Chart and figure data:
-------

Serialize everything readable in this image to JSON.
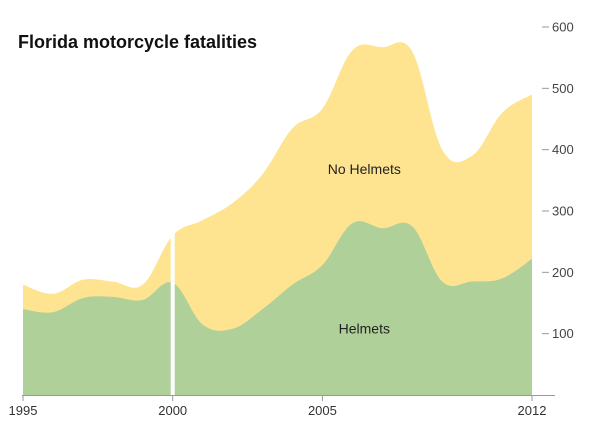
{
  "chart_data": {
    "type": "area",
    "stacked": true,
    "title": "Florida motorcycle fatalities",
    "xlabel": "",
    "ylabel": "",
    "x": [
      1995,
      1996,
      1997,
      1998,
      1999,
      2000,
      2001,
      2002,
      2003,
      2004,
      2005,
      2006,
      2007,
      2008,
      2009,
      2010,
      2011,
      2012
    ],
    "x_ticks": [
      "1995",
      "2000",
      "2005",
      "2012"
    ],
    "y_ticks": [
      "100",
      "200",
      "300",
      "400",
      "500",
      "600"
    ],
    "xlim": [
      1995,
      2012
    ],
    "ylim": [
      0,
      600
    ],
    "grid": false,
    "series": [
      {
        "name": "Helmets",
        "values": [
          140,
          135,
          158,
          160,
          155,
          183,
          115,
          108,
          140,
          180,
          212,
          280,
          272,
          275,
          185,
          185,
          190,
          222
        ]
      },
      {
        "name": "No Helmets",
        "values": [
          40,
          30,
          30,
          25,
          25,
          77,
          170,
          205,
          220,
          255,
          255,
          282,
          295,
          285,
          215,
          205,
          270,
          268
        ]
      }
    ],
    "annotations": [
      {
        "text": "No Helmets",
        "x": 2006.4,
        "y": 360
      },
      {
        "text": "Helmets",
        "x": 2006.4,
        "y": 100
      }
    ],
    "marker_line_x": 2000,
    "colors": {
      "Helmets": "#b0d09a",
      "No Helmets": "#fee490",
      "axis": "#999999",
      "marker": "#ffffff"
    }
  }
}
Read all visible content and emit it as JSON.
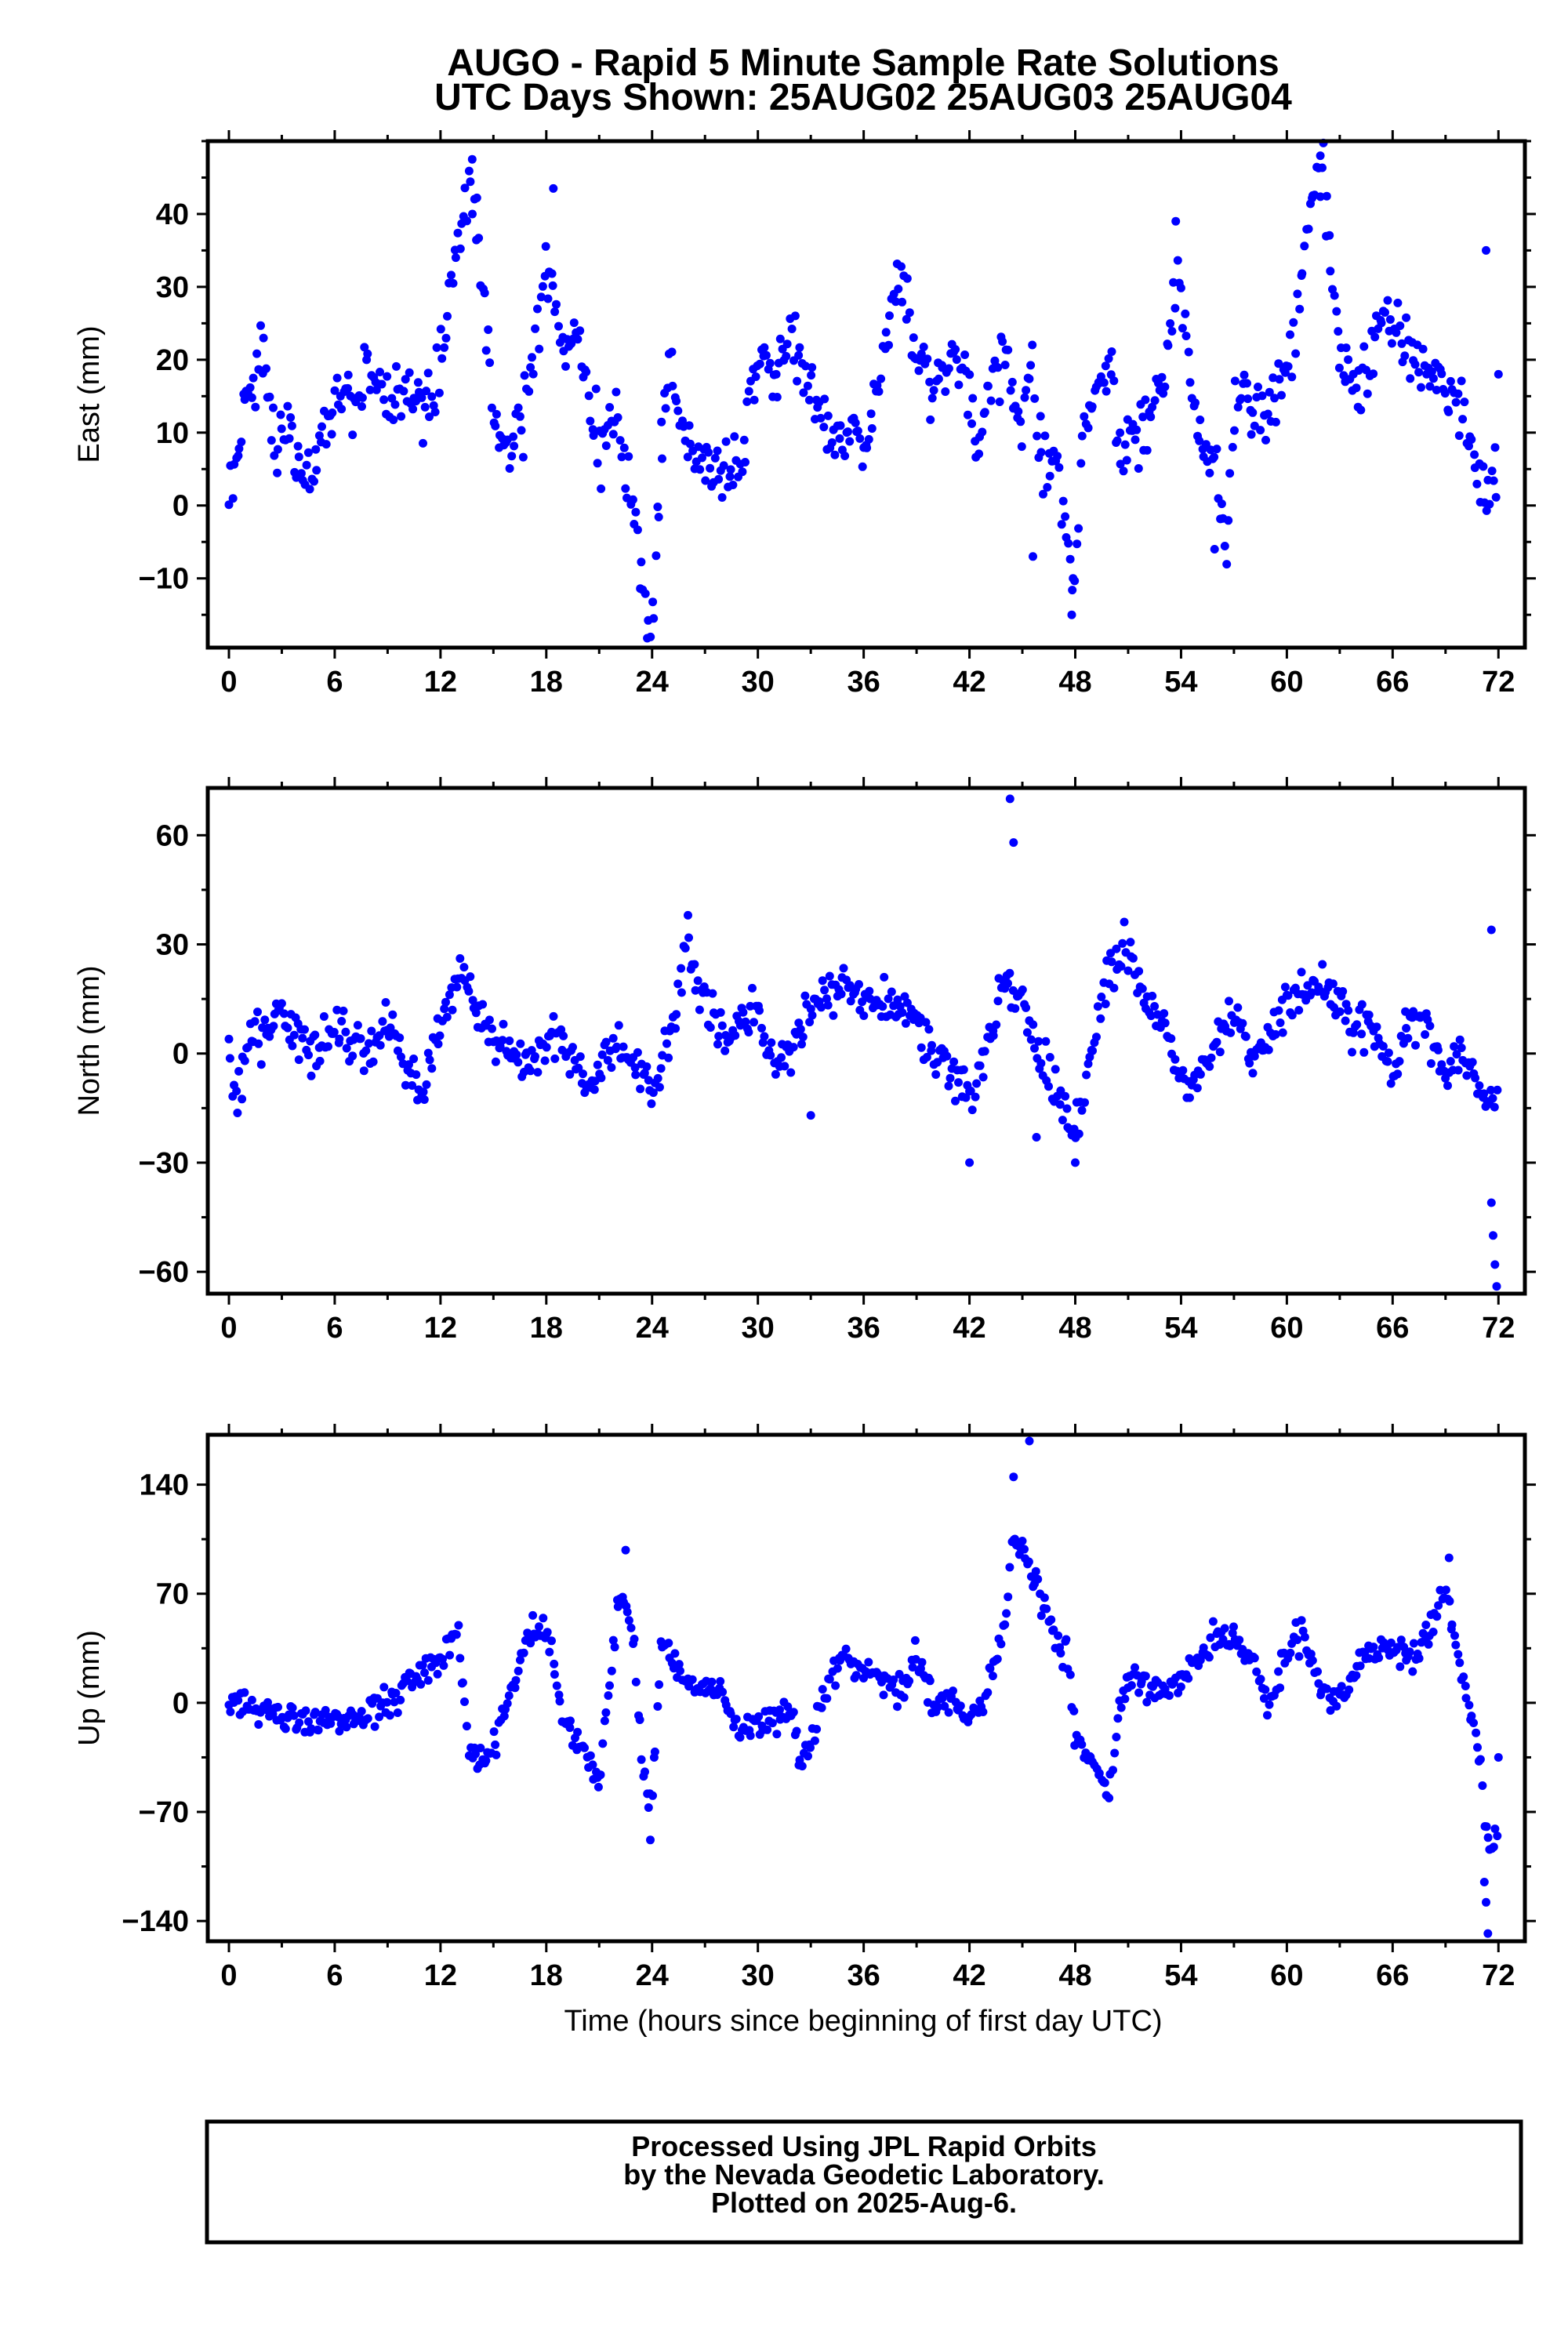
{
  "title_line1": "AUGO - Rapid 5 Minute Sample Rate Solutions",
  "title_line2": "UTC Days Shown:  25AUG02 25AUG03 25AUG04",
  "xlabel": "Time (hours since beginning of first day UTC)",
  "footer": {
    "line1": "Processed Using JPL Rapid Orbits",
    "line2": "by the Nevada Geodetic Laboratory.",
    "line3": "Plotted on 2025-Aug-6."
  },
  "colors": {
    "points": "#0000ff",
    "frame": "#000000"
  },
  "chart_data": [
    {
      "type": "scatter",
      "name": "east",
      "ylabel": "East (mm)",
      "xlim": [
        -1.2,
        73.5
      ],
      "ylim": [
        -19.5,
        50
      ],
      "xticks": [
        0,
        6,
        12,
        18,
        24,
        30,
        36,
        42,
        48,
        54,
        60,
        66,
        72
      ],
      "yticks": [
        -10,
        0,
        10,
        20,
        30,
        40
      ],
      "grid": false,
      "anchors": [
        [
          0,
          0
        ],
        [
          1,
          15
        ],
        [
          2,
          21
        ],
        [
          2.5,
          8
        ],
        [
          3.5,
          9
        ],
        [
          4,
          4
        ],
        [
          5,
          6
        ],
        [
          6,
          16
        ],
        [
          7,
          15
        ],
        [
          8,
          18
        ],
        [
          9,
          12
        ],
        [
          10,
          16
        ],
        [
          11,
          14
        ],
        [
          12,
          19
        ],
        [
          12.5,
          27
        ],
        [
          13,
          36
        ],
        [
          13.5,
          43
        ],
        [
          14,
          42
        ],
        [
          14.5,
          28
        ],
        [
          15,
          12
        ],
        [
          16,
          6
        ],
        [
          17,
          16
        ],
        [
          18,
          32
        ],
        [
          18.5,
          28
        ],
        [
          19,
          22
        ],
        [
          20,
          20
        ],
        [
          21,
          8
        ],
        [
          22,
          15
        ],
        [
          22.5,
          5
        ],
        [
          23,
          -2
        ],
        [
          23.5,
          -10
        ],
        [
          24,
          -18
        ],
        [
          24.5,
          8
        ],
        [
          25,
          18
        ],
        [
          26,
          10
        ],
        [
          27,
          5
        ],
        [
          28,
          3
        ],
        [
          29,
          5
        ],
        [
          30,
          21
        ],
        [
          31,
          18
        ],
        [
          32,
          22
        ],
        [
          33,
          16
        ],
        [
          34,
          9
        ],
        [
          35,
          11
        ],
        [
          36,
          8
        ],
        [
          37,
          18
        ],
        [
          38,
          30
        ],
        [
          38.5,
          27
        ],
        [
          39,
          20
        ],
        [
          40,
          16
        ],
        [
          41,
          19
        ],
        [
          42,
          18
        ],
        [
          42.5,
          5
        ],
        [
          43,
          18
        ],
        [
          44,
          20
        ],
        [
          45,
          10
        ],
        [
          45.5,
          20
        ],
        [
          46,
          8
        ],
        [
          47,
          4
        ],
        [
          47.5,
          -4
        ],
        [
          48,
          -12
        ],
        [
          48.5,
          10
        ],
        [
          49,
          14
        ],
        [
          50,
          20
        ],
        [
          50.5,
          5
        ],
        [
          51,
          9
        ],
        [
          52,
          12
        ],
        [
          53,
          18
        ],
        [
          54,
          32
        ],
        [
          54.5,
          18
        ],
        [
          55,
          10
        ],
        [
          56,
          6
        ],
        [
          56.5,
          -5
        ],
        [
          57,
          10
        ],
        [
          57.5,
          18
        ],
        [
          58,
          11
        ],
        [
          59,
          14
        ],
        [
          60,
          18
        ],
        [
          61,
          32
        ],
        [
          61.5,
          44
        ],
        [
          62,
          46
        ],
        [
          63,
          20
        ],
        [
          64,
          16
        ],
        [
          65,
          22
        ],
        [
          66,
          28
        ],
        [
          67,
          20
        ],
        [
          68,
          18
        ],
        [
          69,
          16
        ],
        [
          70,
          14
        ],
        [
          71,
          2
        ],
        [
          72,
          5
        ]
      ],
      "outliers": [
        [
          13.8,
          47.5
        ],
        [
          18.4,
          43.5
        ],
        [
          45.6,
          -7
        ],
        [
          47.8,
          -15
        ],
        [
          53.7,
          39
        ],
        [
          55.9,
          -6
        ],
        [
          61.9,
          48
        ],
        [
          71.3,
          35
        ],
        [
          72,
          18
        ]
      ],
      "noise": 3.2
    },
    {
      "type": "scatter",
      "name": "north",
      "ylabel": "North (mm)",
      "xlim": [
        -1.2,
        73.5
      ],
      "ylim": [
        -66,
        73
      ],
      "xticks": [
        0,
        6,
        12,
        18,
        24,
        30,
        36,
        42,
        48,
        54,
        60,
        66,
        72
      ],
      "yticks": [
        -60,
        -30,
        0,
        30,
        60
      ],
      "grid": false,
      "anchors": [
        [
          0,
          -2
        ],
        [
          0.5,
          -13
        ],
        [
          1,
          3
        ],
        [
          2,
          5
        ],
        [
          3,
          12
        ],
        [
          4,
          5
        ],
        [
          5,
          -3
        ],
        [
          6,
          8
        ],
        [
          7,
          2
        ],
        [
          8,
          0
        ],
        [
          9,
          12
        ],
        [
          10,
          -3
        ],
        [
          11,
          -8
        ],
        [
          12,
          5
        ],
        [
          13,
          22
        ],
        [
          14,
          12
        ],
        [
          15,
          4
        ],
        [
          16,
          0
        ],
        [
          17,
          -3
        ],
        [
          18,
          2
        ],
        [
          19,
          4
        ],
        [
          20,
          -8
        ],
        [
          21,
          -5
        ],
        [
          22,
          4
        ],
        [
          23,
          -3
        ],
        [
          24,
          -12
        ],
        [
          25,
          5
        ],
        [
          26,
          30
        ],
        [
          27,
          14
        ],
        [
          28,
          5
        ],
        [
          29,
          8
        ],
        [
          30,
          10
        ],
        [
          31,
          -5
        ],
        [
          32,
          2
        ],
        [
          33,
          15
        ],
        [
          34,
          14
        ],
        [
          35,
          20
        ],
        [
          36,
          12
        ],
        [
          37,
          16
        ],
        [
          38,
          12
        ],
        [
          39,
          8
        ],
        [
          40,
          0
        ],
        [
          41,
          -5
        ],
        [
          42,
          -15
        ],
        [
          43,
          5
        ],
        [
          44,
          20
        ],
        [
          45,
          14
        ],
        [
          46,
          -2
        ],
        [
          47,
          -12
        ],
        [
          48,
          -22
        ],
        [
          49,
          5
        ],
        [
          50,
          22
        ],
        [
          51,
          30
        ],
        [
          52,
          14
        ],
        [
          53,
          8
        ],
        [
          54,
          -5
        ],
        [
          55,
          -8
        ],
        [
          56,
          5
        ],
        [
          57,
          10
        ],
        [
          58,
          -2
        ],
        [
          59,
          5
        ],
        [
          60,
          12
        ],
        [
          61,
          18
        ],
        [
          62,
          18
        ],
        [
          63,
          10
        ],
        [
          64,
          6
        ],
        [
          65,
          5
        ],
        [
          66,
          -6
        ],
        [
          67,
          10
        ],
        [
          68,
          6
        ],
        [
          69,
          -6
        ],
        [
          70,
          0
        ],
        [
          71,
          -10
        ],
        [
          72,
          -12
        ]
      ],
      "outliers": [
        [
          44.3,
          70
        ],
        [
          44.5,
          58
        ],
        [
          71.6,
          34
        ],
        [
          71.6,
          -41
        ],
        [
          71.7,
          -50
        ],
        [
          71.8,
          -58
        ],
        [
          71.9,
          -64
        ],
        [
          42,
          -30
        ],
        [
          48,
          -30
        ],
        [
          33,
          -17
        ],
        [
          45.8,
          -23
        ]
      ],
      "noise": 4.5
    },
    {
      "type": "scatter",
      "name": "up",
      "ylabel": "Up (mm)",
      "xlim": [
        -1.2,
        73.5
      ],
      "ylim": [
        -153,
        172
      ],
      "xticks": [
        0,
        6,
        12,
        18,
        24,
        30,
        36,
        42,
        48,
        54,
        60,
        66,
        72
      ],
      "yticks": [
        -140,
        -70,
        0,
        70,
        140
      ],
      "grid": false,
      "anchors": [
        [
          0,
          0
        ],
        [
          1,
          -5
        ],
        [
          2,
          -6
        ],
        [
          3,
          -8
        ],
        [
          4,
          -12
        ],
        [
          5,
          -18
        ],
        [
          6,
          -10
        ],
        [
          7,
          -8
        ],
        [
          8,
          -6
        ],
        [
          9,
          -2
        ],
        [
          10,
          10
        ],
        [
          11,
          18
        ],
        [
          12,
          30
        ],
        [
          13,
          45
        ],
        [
          13.5,
          -20
        ],
        [
          14,
          -40
        ],
        [
          15,
          -30
        ],
        [
          16,
          5
        ],
        [
          17,
          45
        ],
        [
          18,
          48
        ],
        [
          19,
          -10
        ],
        [
          20,
          -30
        ],
        [
          21,
          -50
        ],
        [
          22,
          60
        ],
        [
          22.5,
          70
        ],
        [
          23,
          30
        ],
        [
          23.5,
          -40
        ],
        [
          24,
          -70
        ],
        [
          24.5,
          40
        ],
        [
          25,
          30
        ],
        [
          26,
          15
        ],
        [
          27,
          10
        ],
        [
          28,
          5
        ],
        [
          29,
          -20
        ],
        [
          30,
          -15
        ],
        [
          31,
          -10
        ],
        [
          32,
          -8
        ],
        [
          32.5,
          -40
        ],
        [
          33,
          -25
        ],
        [
          34,
          15
        ],
        [
          35,
          30
        ],
        [
          36,
          20
        ],
        [
          37,
          15
        ],
        [
          38,
          5
        ],
        [
          39,
          30
        ],
        [
          40,
          0
        ],
        [
          41,
          0
        ],
        [
          42,
          -10
        ],
        [
          43,
          5
        ],
        [
          44,
          50
        ],
        [
          44.5,
          110
        ],
        [
          45,
          100
        ],
        [
          45.5,
          80
        ],
        [
          46,
          70
        ],
        [
          47,
          40
        ],
        [
          47.5,
          30
        ],
        [
          48,
          -20
        ],
        [
          49,
          -40
        ],
        [
          50,
          -55
        ],
        [
          50.5,
          0
        ],
        [
          51,
          15
        ],
        [
          52,
          10
        ],
        [
          53,
          5
        ],
        [
          54,
          15
        ],
        [
          55,
          25
        ],
        [
          56,
          45
        ],
        [
          57,
          40
        ],
        [
          58,
          30
        ],
        [
          59,
          0
        ],
        [
          60,
          35
        ],
        [
          61,
          45
        ],
        [
          62,
          5
        ],
        [
          63,
          0
        ],
        [
          64,
          25
        ],
        [
          65,
          35
        ],
        [
          66,
          35
        ],
        [
          67,
          25
        ],
        [
          68,
          45
        ],
        [
          69,
          75
        ],
        [
          69.5,
          40
        ],
        [
          70,
          10
        ],
        [
          71,
          -40
        ],
        [
          71.5,
          -100
        ],
        [
          72,
          -80
        ]
      ],
      "outliers": [
        [
          44.5,
          145
        ],
        [
          45.4,
          168
        ],
        [
          22.5,
          98
        ],
        [
          23.9,
          -88
        ],
        [
          71.2,
          -115
        ],
        [
          71.3,
          -128
        ],
        [
          71.4,
          -148
        ],
        [
          72,
          -35
        ],
        [
          69.2,
          93
        ]
      ],
      "noise": 7
    }
  ]
}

-------

## PROBLEM TO WORK ON
Look through the entries and find each line that has the string "xlabel". Copy those lines.

## OUTPUT OF THE TASK
    "xlabel": "",
  "xlabel": "Time (hours since beginning of first day UTC)",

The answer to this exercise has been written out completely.